## BEGIN
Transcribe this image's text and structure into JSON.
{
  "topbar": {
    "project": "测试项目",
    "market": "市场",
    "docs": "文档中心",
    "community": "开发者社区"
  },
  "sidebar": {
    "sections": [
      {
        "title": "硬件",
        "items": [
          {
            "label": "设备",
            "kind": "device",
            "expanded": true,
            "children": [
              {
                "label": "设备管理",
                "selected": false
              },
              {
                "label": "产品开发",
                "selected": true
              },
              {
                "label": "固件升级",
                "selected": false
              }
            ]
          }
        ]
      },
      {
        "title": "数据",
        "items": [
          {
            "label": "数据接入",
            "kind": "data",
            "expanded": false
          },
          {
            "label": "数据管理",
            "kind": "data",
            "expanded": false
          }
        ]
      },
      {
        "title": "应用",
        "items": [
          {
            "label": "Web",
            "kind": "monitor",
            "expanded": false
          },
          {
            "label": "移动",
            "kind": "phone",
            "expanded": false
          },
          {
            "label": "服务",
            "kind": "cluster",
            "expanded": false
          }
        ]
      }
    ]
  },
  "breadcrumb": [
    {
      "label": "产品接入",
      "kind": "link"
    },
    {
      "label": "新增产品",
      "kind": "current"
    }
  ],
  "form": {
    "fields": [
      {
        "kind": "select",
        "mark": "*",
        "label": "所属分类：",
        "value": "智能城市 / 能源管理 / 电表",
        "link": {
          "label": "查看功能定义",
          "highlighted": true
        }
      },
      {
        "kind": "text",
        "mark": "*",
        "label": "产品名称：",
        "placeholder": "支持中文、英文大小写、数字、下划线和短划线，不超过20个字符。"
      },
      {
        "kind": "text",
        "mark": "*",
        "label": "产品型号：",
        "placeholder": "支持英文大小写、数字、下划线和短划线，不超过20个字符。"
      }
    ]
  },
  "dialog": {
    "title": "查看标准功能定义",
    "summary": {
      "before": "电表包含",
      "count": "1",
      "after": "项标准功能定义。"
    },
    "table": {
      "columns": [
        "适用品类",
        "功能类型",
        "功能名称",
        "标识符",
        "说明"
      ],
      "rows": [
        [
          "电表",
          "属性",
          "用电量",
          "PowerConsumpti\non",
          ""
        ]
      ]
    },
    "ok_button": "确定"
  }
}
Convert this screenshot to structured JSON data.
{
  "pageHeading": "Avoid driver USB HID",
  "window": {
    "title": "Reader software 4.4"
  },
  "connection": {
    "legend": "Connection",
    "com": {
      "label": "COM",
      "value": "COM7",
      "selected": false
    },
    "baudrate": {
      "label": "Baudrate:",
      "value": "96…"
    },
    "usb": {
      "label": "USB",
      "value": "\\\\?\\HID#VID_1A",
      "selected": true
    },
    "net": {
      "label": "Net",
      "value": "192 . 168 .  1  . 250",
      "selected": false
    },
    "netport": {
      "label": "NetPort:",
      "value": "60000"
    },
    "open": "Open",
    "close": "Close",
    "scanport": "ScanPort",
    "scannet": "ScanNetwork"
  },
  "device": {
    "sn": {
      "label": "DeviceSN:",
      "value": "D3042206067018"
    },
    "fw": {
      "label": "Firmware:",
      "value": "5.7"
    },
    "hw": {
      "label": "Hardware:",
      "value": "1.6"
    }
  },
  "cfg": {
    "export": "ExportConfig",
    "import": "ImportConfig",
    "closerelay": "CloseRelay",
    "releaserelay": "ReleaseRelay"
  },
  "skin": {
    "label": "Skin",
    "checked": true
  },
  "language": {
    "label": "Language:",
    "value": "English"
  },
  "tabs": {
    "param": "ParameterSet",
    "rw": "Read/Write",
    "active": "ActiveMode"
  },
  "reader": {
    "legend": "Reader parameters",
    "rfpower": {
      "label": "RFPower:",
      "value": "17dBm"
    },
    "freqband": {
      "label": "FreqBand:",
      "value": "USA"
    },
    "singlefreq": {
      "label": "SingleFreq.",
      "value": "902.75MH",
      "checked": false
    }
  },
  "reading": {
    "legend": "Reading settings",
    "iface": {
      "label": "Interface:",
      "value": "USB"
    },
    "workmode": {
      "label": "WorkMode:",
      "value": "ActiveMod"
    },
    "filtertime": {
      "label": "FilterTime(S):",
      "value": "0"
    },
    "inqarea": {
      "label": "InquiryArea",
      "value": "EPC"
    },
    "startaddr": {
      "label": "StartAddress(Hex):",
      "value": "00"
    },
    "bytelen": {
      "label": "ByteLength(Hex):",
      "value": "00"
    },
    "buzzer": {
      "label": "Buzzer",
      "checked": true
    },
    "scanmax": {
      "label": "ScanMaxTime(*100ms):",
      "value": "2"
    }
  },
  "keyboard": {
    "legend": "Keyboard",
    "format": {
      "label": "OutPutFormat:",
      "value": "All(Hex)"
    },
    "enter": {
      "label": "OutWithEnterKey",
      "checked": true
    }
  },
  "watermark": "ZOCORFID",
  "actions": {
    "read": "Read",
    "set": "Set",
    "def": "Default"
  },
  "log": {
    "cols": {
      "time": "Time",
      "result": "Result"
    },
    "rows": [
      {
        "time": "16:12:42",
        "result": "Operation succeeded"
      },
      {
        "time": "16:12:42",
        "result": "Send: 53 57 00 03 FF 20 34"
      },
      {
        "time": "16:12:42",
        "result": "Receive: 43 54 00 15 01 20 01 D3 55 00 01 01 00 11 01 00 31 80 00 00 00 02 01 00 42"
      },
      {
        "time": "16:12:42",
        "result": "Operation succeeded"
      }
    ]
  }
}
## END
## THE PROBLEM
Write out all the lines again, exactly as they are.

## PROBLEM SOLUTION
Transcribe this image's text and structure into JSON.
{
  "topbar": {
    "project": "测试项目",
    "market": "市场",
    "docs": "文档中心",
    "community": "开发者社区"
  },
  "sidebar": {
    "sections": [
      {
        "title": "硬件",
        "items": [
          {
            "label": "设备",
            "kind": "device",
            "expanded": true,
            "children": [
              {
                "label": "设备管理",
                "selected": false
              },
              {
                "label": "产品开发",
                "selected": true
              },
              {
                "label": "固件升级",
                "selected": false
              }
            ]
          }
        ]
      },
      {
        "title": "数据",
        "items": [
          {
            "label": "数据接入",
            "kind": "data",
            "expanded": false
          },
          {
            "label": "数据管理",
            "kind": "data",
            "expanded": false
          }
        ]
      },
      {
        "title": "应用",
        "items": [
          {
            "label": "Web",
            "kind": "monitor",
            "expanded": false
          },
          {
            "label": "移动",
            "kind": "phone",
            "expanded": false
          },
          {
            "label": "服务",
            "kind": "cluster",
            "expanded": false
          }
        ]
      }
    ]
  },
  "breadcrumb": [
    {
      "label": "产品接入",
      "kind": "link"
    },
    {
      "label": "新增产品",
      "kind": "current"
    }
  ],
  "form": {
    "fields": [
      {
        "kind": "select",
        "mark": "*",
        "label": "所属分类：",
        "value": "智能城市 / 能源管理 / 电表",
        "link": {
          "label": "查看功能定义",
          "highlighted": true
        }
      },
      {
        "kind": "text",
        "mark": "*",
        "label": "产品名称：",
        "placeholder": "支持中文、英文大小写、数字、下划线和短划线，不超过20个字符。"
      },
      {
        "kind": "text",
        "mark": "*",
        "label": "产品型号：",
        "placeholder": "支持英文大小写、数字、下划线和短划线，不超过20个字符。"
      }
    ]
  },
  "dialog": {
    "title": "查看标准功能定义",
    "summary": {
      "before": "电表包含",
      "count": "1",
      "after": "项标准功能定义。"
    },
    "table": {
      "columns": [
        "适用品类",
        "功能类型",
        "功能名称",
        "标识符",
        "说明"
      ],
      "rows": [
        [
          "电表",
          "属性",
          "用电量",
          "PowerConsumpti\non",
          ""
        ]
      ]
    },
    "ok_button": "确定"
  }
}
Convert this screenshot to structured JSON data.
{
  "pageHeading": "Avoid driver USB HID",
  "window": {
    "title": "Reader software 4.4"
  },
  "connection": {
    "legend": "Connection",
    "com": {
      "label": "COM",
      "value": "COM7",
      "selected": false
    },
    "baudrate": {
      "label": "Baudrate:",
      "value": "96…"
    },
    "usb": {
      "label": "USB",
      "value": "\\\\?\\HID#VID_1A",
      "selected": true
    },
    "net": {
      "label": "Net",
      "value": "192 . 168 .  1  . 250",
      "selected": false
    },
    "netport": {
      "label": "NetPort:",
      "value": "60000"
    },
    "open": "Open",
    "close": "Close",
    "scanport": "ScanPort",
    "scannet": "ScanNetwork"
  },
  "device": {
    "sn": {
      "label": "DeviceSN:",
      "value": "D3042206067018"
    },
    "fw": {
      "label": "Firmware:",
      "value": "5.7"
    },
    "hw": {
      "label": "Hardware:",
      "value": "1.6"
    }
  },
  "cfg": {
    "export": "ExportConfig",
    "import": "ImportConfig",
    "closerelay": "CloseRelay",
    "releaserelay": "ReleaseRelay"
  },
  "skin": {
    "label": "Skin",
    "checked": true
  },
  "language": {
    "label": "Language:",
    "value": "English"
  },
  "tabs": {
    "param": "ParameterSet",
    "rw": "Read/Write",
    "active": "ActiveMode"
  },
  "reader": {
    "legend": "Reader parameters",
    "rfpower": {
      "label": "RFPower:",
      "value": "17dBm"
    },
    "freqband": {
      "label": "FreqBand:",
      "value": "USA"
    },
    "singlefreq": {
      "label": "SingleFreq.",
      "value": "902.75MH",
      "checked": false
    }
  },
  "reading": {
    "legend": "Reading settings",
    "iface": {
      "label": "Interface:",
      "value": "USB"
    },
    "workmode": {
      "label": "WorkMode:",
      "value": "ActiveMod"
    },
    "filtertime": {
      "label": "FilterTime(S):",
      "value": "0"
    },
    "inqarea": {
      "label": "InquiryArea",
      "value": "EPC"
    },
    "startaddr": {
      "label": "StartAddress(Hex):",
      "value": "00"
    },
    "bytelen": {
      "label": "ByteLength(Hex):",
      "value": "00"
    },
    "buzzer": {
      "label": "Buzzer",
      "checked": true
    },
    "scanmax": {
      "label": "ScanMaxTime(*100ms):",
      "value": "2"
    }
  },
  "keyboard": {
    "legend": "Keyboard",
    "format": {
      "label": "OutPutFormat:",
      "value": "All(Hex)"
    },
    "enter": {
      "label": "OutWithEnterKey",
      "checked": true
    }
  },
  "watermark": "ZOCORFID",
  "actions": {
    "read": "Read",
    "set": "Set",
    "def": "Default"
  },
  "log": {
    "cols": {
      "time": "Time",
      "result": "Result"
    },
    "rows": [
      {
        "time": "16:12:42",
        "result": "Operation succeeded"
      },
      {
        "time": "16:12:42",
        "result": "Send: 53 57 00 03 FF 20 34"
      },
      {
        "time": "16:12:42",
        "result": "Receive: 43 54 00 15 01 20 01 D3 55 00 01 01 00 11 01 00 31 80 00 00 00 02 01 00 42"
      },
      {
        "time": "16:12:42",
        "result": "Operation succeeded"
      }
    ]
  }
}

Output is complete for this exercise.